— Begin Raw data —
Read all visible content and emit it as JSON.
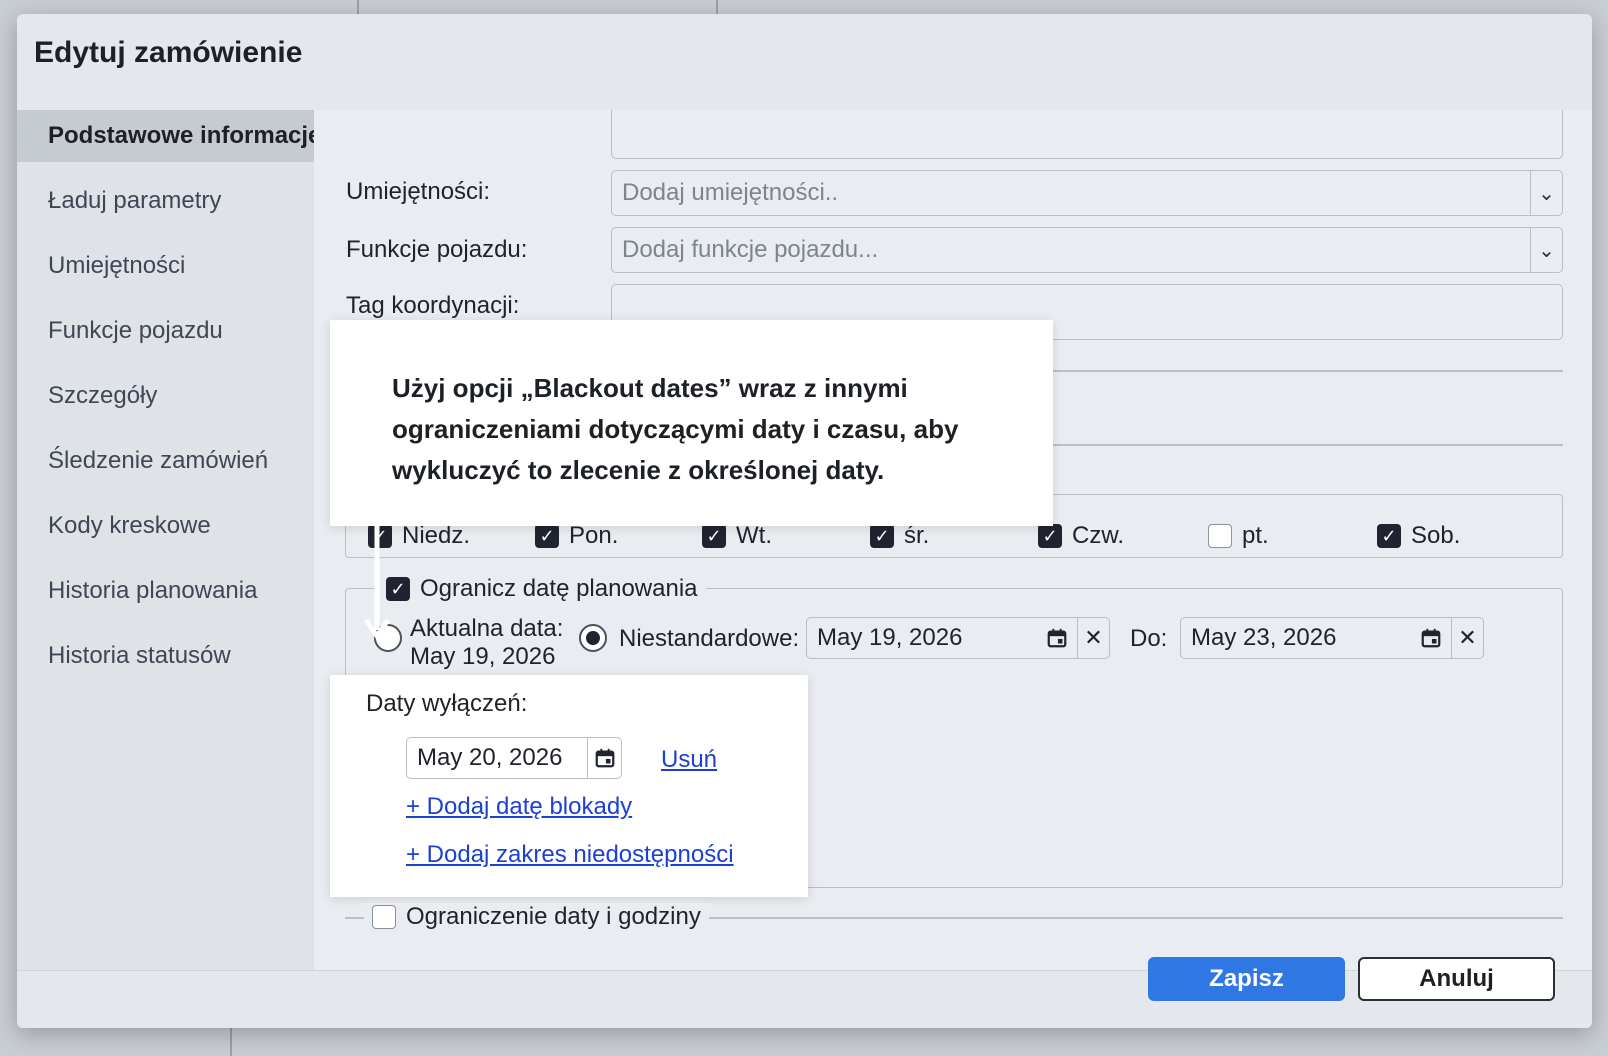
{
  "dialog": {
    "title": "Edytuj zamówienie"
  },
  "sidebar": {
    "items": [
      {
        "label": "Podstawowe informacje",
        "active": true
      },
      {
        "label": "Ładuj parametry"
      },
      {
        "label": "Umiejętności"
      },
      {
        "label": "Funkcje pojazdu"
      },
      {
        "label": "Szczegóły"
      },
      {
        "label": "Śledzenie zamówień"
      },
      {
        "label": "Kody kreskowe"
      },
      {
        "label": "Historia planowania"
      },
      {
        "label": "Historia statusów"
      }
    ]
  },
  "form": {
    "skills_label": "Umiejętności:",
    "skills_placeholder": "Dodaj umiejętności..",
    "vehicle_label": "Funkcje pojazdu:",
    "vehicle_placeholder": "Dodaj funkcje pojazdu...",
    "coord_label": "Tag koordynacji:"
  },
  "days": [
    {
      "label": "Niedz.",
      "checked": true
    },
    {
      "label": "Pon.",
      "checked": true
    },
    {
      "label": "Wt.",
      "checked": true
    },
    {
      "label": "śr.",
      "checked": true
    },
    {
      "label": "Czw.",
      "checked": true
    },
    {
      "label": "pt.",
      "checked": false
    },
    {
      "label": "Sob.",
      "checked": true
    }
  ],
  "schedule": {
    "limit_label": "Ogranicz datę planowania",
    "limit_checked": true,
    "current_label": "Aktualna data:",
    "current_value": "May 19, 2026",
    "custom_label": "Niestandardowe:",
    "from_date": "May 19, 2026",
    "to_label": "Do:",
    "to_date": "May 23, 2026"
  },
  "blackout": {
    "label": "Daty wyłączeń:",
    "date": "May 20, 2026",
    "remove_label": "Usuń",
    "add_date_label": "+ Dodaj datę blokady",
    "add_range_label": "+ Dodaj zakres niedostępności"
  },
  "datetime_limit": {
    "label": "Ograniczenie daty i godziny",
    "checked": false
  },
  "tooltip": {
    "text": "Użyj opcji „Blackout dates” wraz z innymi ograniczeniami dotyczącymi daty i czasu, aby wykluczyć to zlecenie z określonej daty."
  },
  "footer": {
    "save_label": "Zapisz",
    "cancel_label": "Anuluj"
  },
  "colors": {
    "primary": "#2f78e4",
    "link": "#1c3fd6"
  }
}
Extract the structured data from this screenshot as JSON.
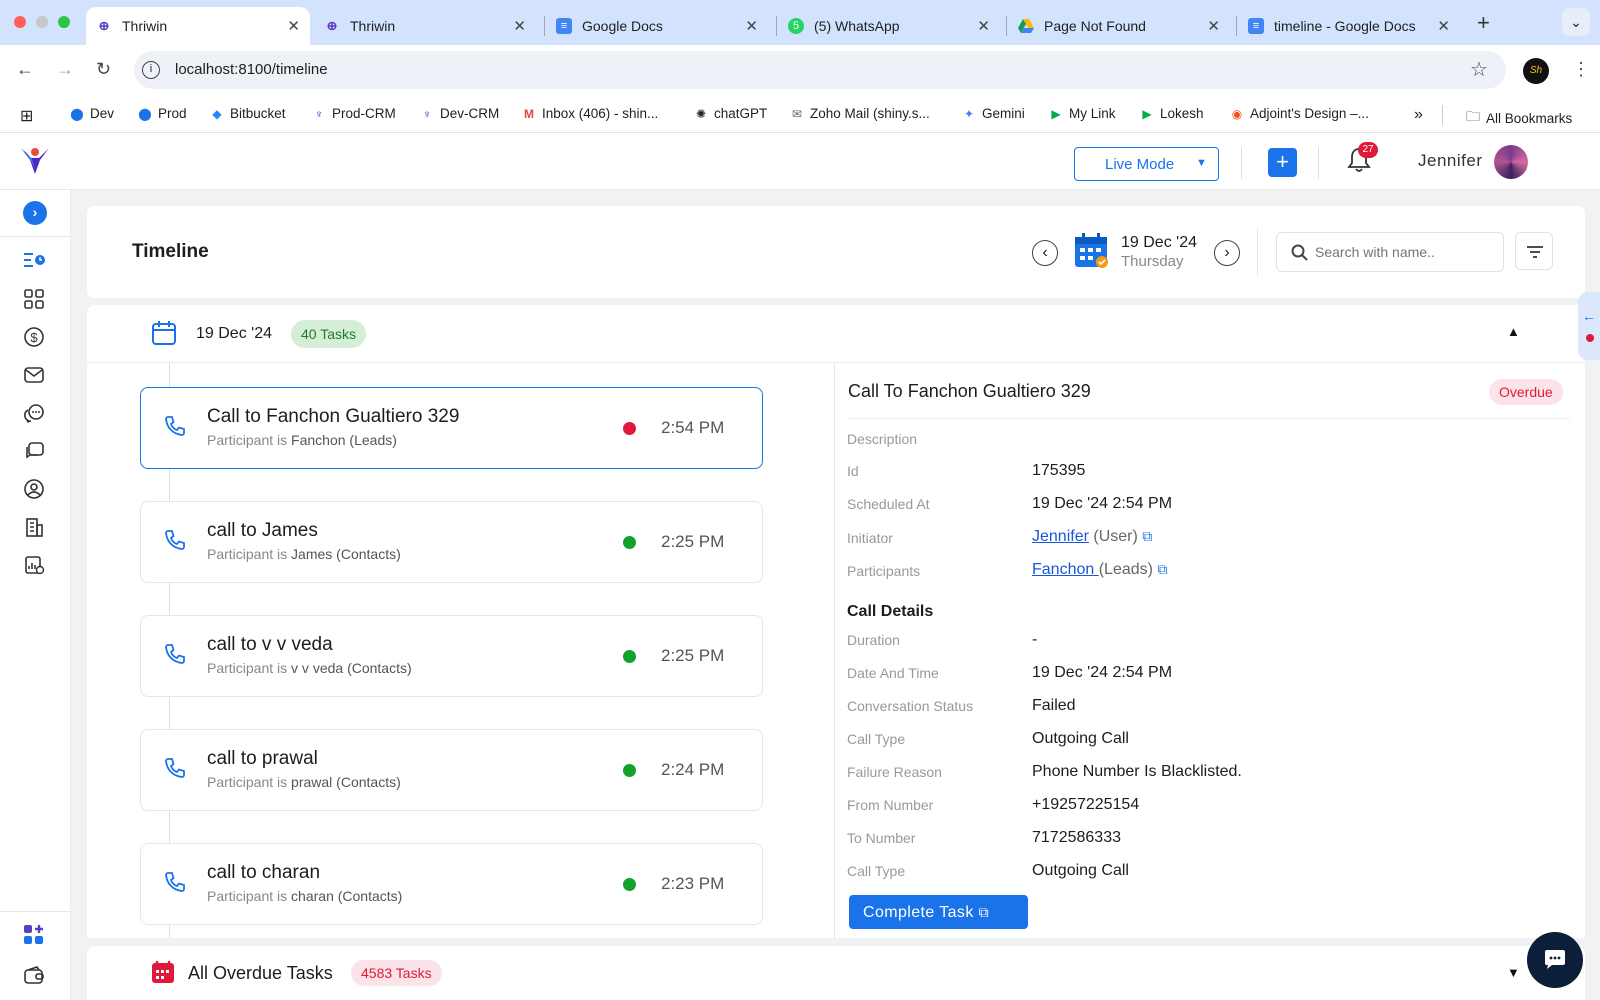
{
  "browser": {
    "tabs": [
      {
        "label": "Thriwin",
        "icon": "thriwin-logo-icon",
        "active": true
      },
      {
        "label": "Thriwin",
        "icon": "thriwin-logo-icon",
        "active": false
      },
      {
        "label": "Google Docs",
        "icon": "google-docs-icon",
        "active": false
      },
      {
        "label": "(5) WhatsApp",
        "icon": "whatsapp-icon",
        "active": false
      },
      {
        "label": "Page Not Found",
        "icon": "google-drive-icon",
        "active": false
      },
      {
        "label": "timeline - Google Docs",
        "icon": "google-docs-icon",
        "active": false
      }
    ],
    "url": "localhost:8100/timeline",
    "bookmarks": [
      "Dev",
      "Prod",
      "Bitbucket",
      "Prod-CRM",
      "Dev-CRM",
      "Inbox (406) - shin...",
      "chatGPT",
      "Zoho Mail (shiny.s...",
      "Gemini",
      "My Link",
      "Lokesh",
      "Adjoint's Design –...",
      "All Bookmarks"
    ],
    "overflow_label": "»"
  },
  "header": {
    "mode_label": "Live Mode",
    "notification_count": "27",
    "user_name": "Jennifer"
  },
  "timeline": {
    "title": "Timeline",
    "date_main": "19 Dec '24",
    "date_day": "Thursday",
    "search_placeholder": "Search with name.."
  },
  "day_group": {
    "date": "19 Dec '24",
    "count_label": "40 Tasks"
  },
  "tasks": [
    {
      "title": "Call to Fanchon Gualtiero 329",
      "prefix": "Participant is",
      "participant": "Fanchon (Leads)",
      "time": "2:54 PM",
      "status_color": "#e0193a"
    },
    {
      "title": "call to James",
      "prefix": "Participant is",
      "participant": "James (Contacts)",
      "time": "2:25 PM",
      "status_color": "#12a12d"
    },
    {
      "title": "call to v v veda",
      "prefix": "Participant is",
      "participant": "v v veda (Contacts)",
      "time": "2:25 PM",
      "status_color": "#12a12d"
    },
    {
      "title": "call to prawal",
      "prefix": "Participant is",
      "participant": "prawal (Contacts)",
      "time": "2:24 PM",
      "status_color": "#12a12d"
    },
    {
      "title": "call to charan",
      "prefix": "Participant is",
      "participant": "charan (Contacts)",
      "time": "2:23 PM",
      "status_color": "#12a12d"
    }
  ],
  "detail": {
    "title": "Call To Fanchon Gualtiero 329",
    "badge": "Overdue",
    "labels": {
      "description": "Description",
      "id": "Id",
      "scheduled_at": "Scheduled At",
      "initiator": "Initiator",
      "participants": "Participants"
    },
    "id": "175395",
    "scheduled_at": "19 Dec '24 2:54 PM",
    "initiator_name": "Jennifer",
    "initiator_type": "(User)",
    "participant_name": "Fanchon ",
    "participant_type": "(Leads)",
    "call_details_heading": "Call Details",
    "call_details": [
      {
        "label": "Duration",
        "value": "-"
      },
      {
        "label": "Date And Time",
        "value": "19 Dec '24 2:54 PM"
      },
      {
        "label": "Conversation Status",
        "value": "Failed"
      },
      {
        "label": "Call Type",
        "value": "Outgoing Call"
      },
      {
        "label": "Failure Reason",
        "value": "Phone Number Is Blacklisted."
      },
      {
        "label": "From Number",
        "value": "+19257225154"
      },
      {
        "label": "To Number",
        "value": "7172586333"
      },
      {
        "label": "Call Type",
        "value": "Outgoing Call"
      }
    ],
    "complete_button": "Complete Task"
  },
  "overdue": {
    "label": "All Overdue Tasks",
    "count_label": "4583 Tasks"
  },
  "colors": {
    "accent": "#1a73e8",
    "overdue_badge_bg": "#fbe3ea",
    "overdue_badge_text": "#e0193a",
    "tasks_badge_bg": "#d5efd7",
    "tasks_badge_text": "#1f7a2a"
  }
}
— End Raw data —
■ Aim of the exercise
The pictures should not be reproduced; quote all of the other material exactly.

■ Written response
Read all visible content and emit it as JSON.
{
  "dialog": {
    "title": "Edytuj zamówienie"
  },
  "sidebar": {
    "items": [
      {
        "label": "Podstawowe informacje",
        "active": true
      },
      {
        "label": "Ładuj parametry"
      },
      {
        "label": "Umiejętności"
      },
      {
        "label": "Funkcje pojazdu"
      },
      {
        "label": "Szczegóły"
      },
      {
        "label": "Śledzenie zamówień"
      },
      {
        "label": "Kody kreskowe"
      },
      {
        "label": "Historia planowania"
      },
      {
        "label": "Historia statusów"
      }
    ]
  },
  "form": {
    "skills_label": "Umiejętności:",
    "skills_placeholder": "Dodaj umiejętności..",
    "vehicle_label": "Funkcje pojazdu:",
    "vehicle_placeholder": "Dodaj funkcje pojazdu...",
    "coord_label": "Tag koordynacji:"
  },
  "days": [
    {
      "label": "Niedz.",
      "checked": true
    },
    {
      "label": "Pon.",
      "checked": true
    },
    {
      "label": "Wt.",
      "checked": true
    },
    {
      "label": "śr.",
      "checked": true
    },
    {
      "label": "Czw.",
      "checked": true
    },
    {
      "label": "pt.",
      "checked": false
    },
    {
      "label": "Sob.",
      "checked": true
    }
  ],
  "schedule": {
    "limit_label": "Ogranicz datę planowania",
    "limit_checked": true,
    "current_label": "Aktualna data:",
    "current_value": "May 19, 2026",
    "custom_label": "Niestandardowe:",
    "from_date": "May 19, 2026",
    "to_label": "Do:",
    "to_date": "May 23, 2026"
  },
  "blackout": {
    "label": "Daty wyłączeń:",
    "date": "May 20, 2026",
    "remove_label": "Usuń",
    "add_date_label": "+ Dodaj datę blokady",
    "add_range_label": "+ Dodaj zakres niedostępności"
  },
  "datetime_limit": {
    "label": "Ograniczenie daty i godziny",
    "checked": false
  },
  "tooltip": {
    "text": "Użyj opcji „Blackout dates” wraz z innymi ograniczeniami dotyczącymi daty i czasu, aby wykluczyć to zlecenie z określonej daty."
  },
  "footer": {
    "save_label": "Zapisz",
    "cancel_label": "Anuluj"
  },
  "colors": {
    "primary": "#2f78e4",
    "link": "#1c3fd6"
  }
}
Extract the structured data from this screenshot as JSON.
{
  "browser": {
    "tabs": [
      {
        "label": "Thriwin",
        "icon": "thriwin-logo-icon",
        "active": true
      },
      {
        "label": "Thriwin",
        "icon": "thriwin-logo-icon",
        "active": false
      },
      {
        "label": "Google Docs",
        "icon": "google-docs-icon",
        "active": false
      },
      {
        "label": "(5) WhatsApp",
        "icon": "whatsapp-icon",
        "active": false
      },
      {
        "label": "Page Not Found",
        "icon": "google-drive-icon",
        "active": false
      },
      {
        "label": "timeline - Google Docs",
        "icon": "google-docs-icon",
        "active": false
      }
    ],
    "url": "localhost:8100/timeline",
    "bookmarks": [
      "Dev",
      "Prod",
      "Bitbucket",
      "Prod-CRM",
      "Dev-CRM",
      "Inbox (406) - shin...",
      "chatGPT",
      "Zoho Mail (shiny.s...",
      "Gemini",
      "My Link",
      "Lokesh",
      "Adjoint's Design –...",
      "All Bookmarks"
    ],
    "overflow_label": "»"
  },
  "header": {
    "mode_label": "Live Mode",
    "notification_count": "27",
    "user_name": "Jennifer"
  },
  "timeline": {
    "title": "Timeline",
    "date_main": "19 Dec '24",
    "date_day": "Thursday",
    "search_placeholder": "Search with name.."
  },
  "day_group": {
    "date": "19 Dec '24",
    "count_label": "40 Tasks"
  },
  "tasks": [
    {
      "title": "Call to Fanchon Gualtiero 329",
      "prefix": "Participant is",
      "participant": "Fanchon (Leads)",
      "time": "2:54 PM",
      "status_color": "#e0193a"
    },
    {
      "title": "call to James",
      "prefix": "Participant is",
      "participant": "James (Contacts)",
      "time": "2:25 PM",
      "status_color": "#12a12d"
    },
    {
      "title": "call to v v veda",
      "prefix": "Participant is",
      "participant": "v v veda (Contacts)",
      "time": "2:25 PM",
      "status_color": "#12a12d"
    },
    {
      "title": "call to prawal",
      "prefix": "Participant is",
      "participant": "prawal (Contacts)",
      "time": "2:24 PM",
      "status_color": "#12a12d"
    },
    {
      "title": "call to charan",
      "prefix": "Participant is",
      "participant": "charan (Contacts)",
      "time": "2:23 PM",
      "status_color": "#12a12d"
    }
  ],
  "detail": {
    "title": "Call To Fanchon Gualtiero 329",
    "badge": "Overdue",
    "labels": {
      "description": "Description",
      "id": "Id",
      "scheduled_at": "Scheduled At",
      "initiator": "Initiator",
      "participants": "Participants"
    },
    "id": "175395",
    "scheduled_at": "19 Dec '24 2:54 PM",
    "initiator_name": "Jennifer",
    "initiator_type": "(User)",
    "participant_name": "Fanchon ",
    "participant_type": "(Leads)",
    "call_details_heading": "Call Details",
    "call_details": [
      {
        "label": "Duration",
        "value": "-"
      },
      {
        "label": "Date And Time",
        "value": "19 Dec '24 2:54 PM"
      },
      {
        "label": "Conversation Status",
        "value": "Failed"
      },
      {
        "label": "Call Type",
        "value": "Outgoing Call"
      },
      {
        "label": "Failure Reason",
        "value": "Phone Number Is Blacklisted."
      },
      {
        "label": "From Number",
        "value": "+19257225154"
      },
      {
        "label": "To Number",
        "value": "7172586333"
      },
      {
        "label": "Call Type",
        "value": "Outgoing Call"
      }
    ],
    "complete_button": "Complete Task"
  },
  "overdue": {
    "label": "All Overdue Tasks",
    "count_label": "4583 Tasks"
  },
  "colors": {
    "accent": "#1a73e8",
    "overdue_badge_bg": "#fbe3ea",
    "overdue_badge_text": "#e0193a",
    "tasks_badge_bg": "#d5efd7",
    "tasks_badge_text": "#1f7a2a"
  }
}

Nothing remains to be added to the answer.